▸ **AIM**:
Do not copy the pictures; transcribe all other material exactly.

Stored dataset items:
╭──

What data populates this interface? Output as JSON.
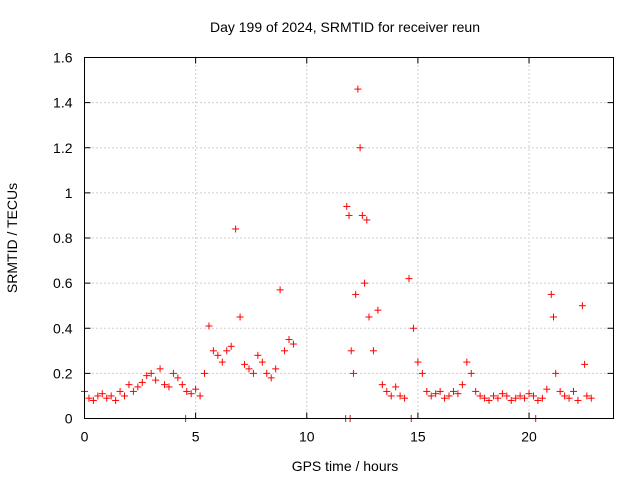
{
  "chart_data": {
    "type": "scatter",
    "title": "Day 199 of 2024, SRMTID for receiver reun",
    "xlabel": "GPS time / hours",
    "ylabel": "SRMTID / TECUs",
    "xlim": [
      0,
      23.8
    ],
    "ylim": [
      0,
      1.6
    ],
    "x_ticks": [
      0,
      5,
      10,
      15,
      20
    ],
    "x_tick_labels": [
      "0",
      "5",
      "10",
      "15",
      "20"
    ],
    "y_ticks": [
      0,
      0.2,
      0.4,
      0.6,
      0.8,
      1.0,
      1.2,
      1.4,
      1.6
    ],
    "y_tick_labels": [
      "0",
      "0.2",
      "0.4",
      "0.6",
      "0.8",
      "1",
      "1.2",
      "1.4",
      "1.6"
    ],
    "grid": true,
    "marker": "+",
    "series": [
      {
        "name": "SRMTID",
        "color": "#ff0000",
        "x": [
          0.0,
          0.2,
          0.4,
          0.6,
          0.8,
          1.0,
          1.2,
          1.4,
          1.6,
          1.8,
          2.0,
          2.2,
          2.4,
          2.6,
          2.8,
          3.0,
          3.2,
          3.4,
          3.6,
          3.8,
          4.0,
          4.2,
          4.4,
          4.6,
          4.8,
          5.0,
          5.2,
          5.4,
          5.6,
          5.8,
          6.0,
          6.2,
          6.4,
          6.6,
          6.8,
          7.0,
          7.2,
          7.4,
          7.6,
          7.8,
          8.0,
          8.2,
          8.4,
          8.6,
          8.8,
          9.0,
          9.2,
          9.4,
          11.8,
          11.9,
          12.0,
          12.1,
          12.2,
          12.3,
          12.4,
          12.5,
          12.6,
          12.7,
          12.8,
          13.0,
          13.2,
          13.4,
          13.6,
          13.8,
          14.0,
          14.2,
          14.4,
          14.6,
          14.8,
          15.0,
          15.2,
          15.4,
          15.6,
          15.8,
          16.0,
          16.2,
          16.4,
          16.6,
          16.8,
          17.0,
          17.2,
          17.4,
          17.6,
          17.8,
          18.0,
          18.2,
          18.4,
          18.6,
          18.8,
          19.0,
          19.2,
          19.4,
          19.6,
          19.8,
          20.0,
          20.2,
          20.4,
          20.6,
          20.8,
          21.0,
          21.1,
          21.2,
          21.4,
          21.6,
          21.8,
          22.0,
          22.2,
          22.4,
          22.5,
          22.6,
          22.8,
          4.55,
          11.75,
          11.95,
          14.7,
          20.3
        ],
        "y": [
          0.12,
          0.09,
          0.08,
          0.1,
          0.11,
          0.09,
          0.1,
          0.08,
          0.12,
          0.1,
          0.15,
          0.12,
          0.14,
          0.16,
          0.19,
          0.2,
          0.17,
          0.22,
          0.15,
          0.14,
          0.2,
          0.18,
          0.15,
          0.12,
          0.11,
          0.13,
          0.1,
          0.2,
          0.41,
          0.3,
          0.28,
          0.25,
          0.3,
          0.32,
          0.84,
          0.45,
          0.24,
          0.22,
          0.2,
          0.28,
          0.25,
          0.2,
          0.18,
          0.22,
          0.57,
          0.3,
          0.35,
          0.33,
          0.94,
          0.9,
          0.3,
          0.2,
          0.55,
          1.46,
          1.2,
          0.9,
          0.6,
          0.88,
          0.45,
          0.3,
          0.48,
          0.15,
          0.12,
          0.1,
          0.14,
          0.1,
          0.09,
          0.62,
          0.4,
          0.25,
          0.2,
          0.12,
          0.1,
          0.11,
          0.12,
          0.09,
          0.1,
          0.12,
          0.11,
          0.15,
          0.25,
          0.2,
          0.12,
          0.1,
          0.09,
          0.08,
          0.1,
          0.09,
          0.11,
          0.1,
          0.08,
          0.09,
          0.1,
          0.09,
          0.11,
          0.1,
          0.08,
          0.09,
          0.13,
          0.55,
          0.45,
          0.2,
          0.12,
          0.1,
          0.09,
          0.12,
          0.08,
          0.5,
          0.24,
          0.1,
          0.09,
          0.0,
          0.0,
          0.0,
          0.0,
          0.0
        ]
      }
    ]
  }
}
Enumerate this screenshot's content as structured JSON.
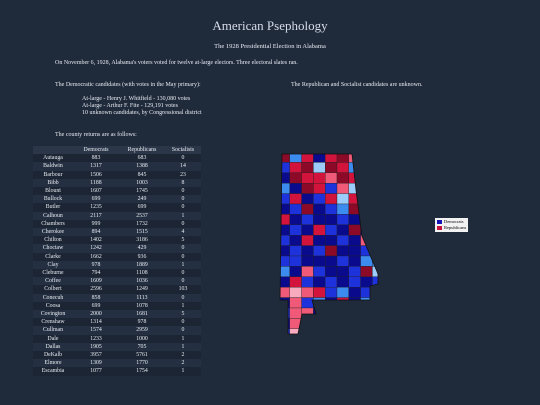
{
  "header": {
    "title": "American Psephology",
    "subtitle": "The 1928 Presidential Election in Alabama"
  },
  "intro": "On November 6, 1928, Alabama's voters voted for twelve at-large electors. Three electoral slates ran.",
  "dem_heading": "The Democratic candidates (with votes in the May primary):",
  "rep_note": "The Republican and Socialist candidates are unknown.",
  "candidates": [
    "At-large - Henry J. Whitfield - 130,080 votes",
    "At-large - Arthur F. Fite - 129,191 votes",
    "10 unknown candidates, by Congressional district"
  ],
  "returns_heading": "The county returns are as follows:",
  "table": {
    "headers": [
      "",
      "Democrats",
      "Republicans",
      "Socialists"
    ],
    "rows": [
      [
        "Autauga",
        "883",
        "683",
        "0"
      ],
      [
        "Baldwin",
        "1317",
        "1388",
        "14"
      ],
      [
        "Barbour",
        "1506",
        "845",
        "23"
      ],
      [
        "Bibb",
        "1188",
        "1003",
        "8"
      ],
      [
        "Blount",
        "1607",
        "1745",
        "0"
      ],
      [
        "Bullock",
        "699",
        "249",
        "0"
      ],
      [
        "Butler",
        "1235",
        "699",
        "0"
      ],
      [
        "Calhoun",
        "2117",
        "2537",
        "1"
      ],
      [
        "Chambers",
        "999",
        "1732",
        "0"
      ],
      [
        "Cherokee",
        "894",
        "1515",
        "4"
      ],
      [
        "Chilton",
        "1402",
        "3186",
        "5"
      ],
      [
        "Choctaw",
        "1242",
        "429",
        "0"
      ],
      [
        "Clarke",
        "1662",
        "936",
        "0"
      ],
      [
        "Clay",
        "978",
        "1889",
        "1"
      ],
      [
        "Cleburne",
        "794",
        "1108",
        "0"
      ],
      [
        "Coffee",
        "1609",
        "1036",
        "0"
      ],
      [
        "Colbert",
        "2596",
        "1249",
        "103"
      ],
      [
        "Conecuh",
        "858",
        "1113",
        "0"
      ],
      [
        "Coosa",
        "699",
        "1078",
        "1"
      ],
      [
        "Covington",
        "2000",
        "1681",
        "5"
      ],
      [
        "Crenshaw",
        "1314",
        "978",
        "0"
      ],
      [
        "Cullman",
        "1574",
        "2959",
        "0"
      ],
      [
        "Dale",
        "1233",
        "1000",
        "1"
      ],
      [
        "Dallas",
        "1905",
        "705",
        "1"
      ],
      [
        "DeKalb",
        "3957",
        "5761",
        "2"
      ],
      [
        "Elmore",
        "1309",
        "1770",
        "2"
      ],
      [
        "Escambia",
        "1077",
        "1754",
        "1"
      ]
    ]
  },
  "legend": {
    "items": [
      {
        "label": "Democrats",
        "color": "#1414b4"
      },
      {
        "label": "Republicans",
        "color": "#c8143c"
      }
    ]
  },
  "colors": {
    "background": "#1f2a3b",
    "dem_dark": "#0a0a8c",
    "dem_mid": "#1e32dc",
    "dem_light": "#3c8cf0",
    "dem_pale": "#9ccdfa",
    "rep_dark": "#8c0a28",
    "rep_mid": "#d2143c",
    "rep_light": "#f05a78",
    "rep_pale": "#f8aabe"
  }
}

╰──

▸ **FULL RESPONSE**:
What data populates this interface? Output as JSON.
{
  "chart_data": {
    "type": "scatter",
    "title": "Day 199 of 2024, SRMTID for receiver reun",
    "xlabel": "GPS time / hours",
    "ylabel": "SRMTID / TECUs",
    "xlim": [
      0,
      23.8
    ],
    "ylim": [
      0,
      1.6
    ],
    "x_ticks": [
      0,
      5,
      10,
      15,
      20
    ],
    "x_tick_labels": [
      "0",
      "5",
      "10",
      "15",
      "20"
    ],
    "y_ticks": [
      0,
      0.2,
      0.4,
      0.6,
      0.8,
      1.0,
      1.2,
      1.4,
      1.6
    ],
    "y_tick_labels": [
      "0",
      "0.2",
      "0.4",
      "0.6",
      "0.8",
      "1",
      "1.2",
      "1.4",
      "1.6"
    ],
    "grid": true,
    "marker": "+",
    "series": [
      {
        "name": "SRMTID",
        "color": "#ff0000",
        "x": [
          0.0,
          0.2,
          0.4,
          0.6,
          0.8,
          1.0,
          1.2,
          1.4,
          1.6,
          1.8,
          2.0,
          2.2,
          2.4,
          2.6,
          2.8,
          3.0,
          3.2,
          3.4,
          3.6,
          3.8,
          4.0,
          4.2,
          4.4,
          4.6,
          4.8,
          5.0,
          5.2,
          5.4,
          5.6,
          5.8,
          6.0,
          6.2,
          6.4,
          6.6,
          6.8,
          7.0,
          7.2,
          7.4,
          7.6,
          7.8,
          8.0,
          8.2,
          8.4,
          8.6,
          8.8,
          9.0,
          9.2,
          9.4,
          11.8,
          11.9,
          12.0,
          12.1,
          12.2,
          12.3,
          12.4,
          12.5,
          12.6,
          12.7,
          12.8,
          13.0,
          13.2,
          13.4,
          13.6,
          13.8,
          14.0,
          14.2,
          14.4,
          14.6,
          14.8,
          15.0,
          15.2,
          15.4,
          15.6,
          15.8,
          16.0,
          16.2,
          16.4,
          16.6,
          16.8,
          17.0,
          17.2,
          17.4,
          17.6,
          17.8,
          18.0,
          18.2,
          18.4,
          18.6,
          18.8,
          19.0,
          19.2,
          19.4,
          19.6,
          19.8,
          20.0,
          20.2,
          20.4,
          20.6,
          20.8,
          21.0,
          21.1,
          21.2,
          21.4,
          21.6,
          21.8,
          22.0,
          22.2,
          22.4,
          22.5,
          22.6,
          22.8,
          4.55,
          11.75,
          11.95,
          14.7,
          20.3
        ],
        "y": [
          0.12,
          0.09,
          0.08,
          0.1,
          0.11,
          0.09,
          0.1,
          0.08,
          0.12,
          0.1,
          0.15,
          0.12,
          0.14,
          0.16,
          0.19,
          0.2,
          0.17,
          0.22,
          0.15,
          0.14,
          0.2,
          0.18,
          0.15,
          0.12,
          0.11,
          0.13,
          0.1,
          0.2,
          0.41,
          0.3,
          0.28,
          0.25,
          0.3,
          0.32,
          0.84,
          0.45,
          0.24,
          0.22,
          0.2,
          0.28,
          0.25,
          0.2,
          0.18,
          0.22,
          0.57,
          0.3,
          0.35,
          0.33,
          0.94,
          0.9,
          0.3,
          0.2,
          0.55,
          1.46,
          1.2,
          0.9,
          0.6,
          0.88,
          0.45,
          0.3,
          0.48,
          0.15,
          0.12,
          0.1,
          0.14,
          0.1,
          0.09,
          0.62,
          0.4,
          0.25,
          0.2,
          0.12,
          0.1,
          0.11,
          0.12,
          0.09,
          0.1,
          0.12,
          0.11,
          0.15,
          0.25,
          0.2,
          0.12,
          0.1,
          0.09,
          0.08,
          0.1,
          0.09,
          0.11,
          0.1,
          0.08,
          0.09,
          0.1,
          0.09,
          0.11,
          0.1,
          0.08,
          0.09,
          0.13,
          0.55,
          0.45,
          0.2,
          0.12,
          0.1,
          0.09,
          0.12,
          0.08,
          0.5,
          0.24,
          0.1,
          0.09,
          0.0,
          0.0,
          0.0,
          0.0,
          0.0
        ]
      }
    ]
  }
}
Enumerate this screenshot's content as structured JSON.
{
  "header": {
    "title": "American Psephology",
    "subtitle": "The 1928 Presidential Election in Alabama"
  },
  "intro": "On November 6, 1928, Alabama's voters voted for twelve at-large electors. Three electoral slates ran.",
  "dem_heading": "The Democratic candidates (with votes in the May primary):",
  "rep_note": "The Republican and Socialist candidates are unknown.",
  "candidates": [
    "At-large - Henry J. Whitfield - 130,080 votes",
    "At-large - Arthur F. Fite - 129,191 votes",
    "10 unknown candidates, by Congressional district"
  ],
  "returns_heading": "The county returns are as follows:",
  "table": {
    "headers": [
      "",
      "Democrats",
      "Republicans",
      "Socialists"
    ],
    "rows": [
      [
        "Autauga",
        "883",
        "683",
        "0"
      ],
      [
        "Baldwin",
        "1317",
        "1388",
        "14"
      ],
      [
        "Barbour",
        "1506",
        "845",
        "23"
      ],
      [
        "Bibb",
        "1188",
        "1003",
        "8"
      ],
      [
        "Blount",
        "1607",
        "1745",
        "0"
      ],
      [
        "Bullock",
        "699",
        "249",
        "0"
      ],
      [
        "Butler",
        "1235",
        "699",
        "0"
      ],
      [
        "Calhoun",
        "2117",
        "2537",
        "1"
      ],
      [
        "Chambers",
        "999",
        "1732",
        "0"
      ],
      [
        "Cherokee",
        "894",
        "1515",
        "4"
      ],
      [
        "Chilton",
        "1402",
        "3186",
        "5"
      ],
      [
        "Choctaw",
        "1242",
        "429",
        "0"
      ],
      [
        "Clarke",
        "1662",
        "936",
        "0"
      ],
      [
        "Clay",
        "978",
        "1889",
        "1"
      ],
      [
        "Cleburne",
        "794",
        "1108",
        "0"
      ],
      [
        "Coffee",
        "1609",
        "1036",
        "0"
      ],
      [
        "Colbert",
        "2596",
        "1249",
        "103"
      ],
      [
        "Conecuh",
        "858",
        "1113",
        "0"
      ],
      [
        "Coosa",
        "699",
        "1078",
        "1"
      ],
      [
        "Covington",
        "2000",
        "1681",
        "5"
      ],
      [
        "Crenshaw",
        "1314",
        "978",
        "0"
      ],
      [
        "Cullman",
        "1574",
        "2959",
        "0"
      ],
      [
        "Dale",
        "1233",
        "1000",
        "1"
      ],
      [
        "Dallas",
        "1905",
        "705",
        "1"
      ],
      [
        "DeKalb",
        "3957",
        "5761",
        "2"
      ],
      [
        "Elmore",
        "1309",
        "1770",
        "2"
      ],
      [
        "Escambia",
        "1077",
        "1754",
        "1"
      ]
    ]
  },
  "legend": {
    "items": [
      {
        "label": "Democrats",
        "color": "#1414b4"
      },
      {
        "label": "Republicans",
        "color": "#c8143c"
      }
    ]
  },
  "colors": {
    "background": "#1f2a3b",
    "dem_dark": "#0a0a8c",
    "dem_mid": "#1e32dc",
    "dem_light": "#3c8cf0",
    "dem_pale": "#9ccdfa",
    "rep_dark": "#8c0a28",
    "rep_mid": "#d2143c",
    "rep_light": "#f05a78",
    "rep_pale": "#f8aabe"
  }
}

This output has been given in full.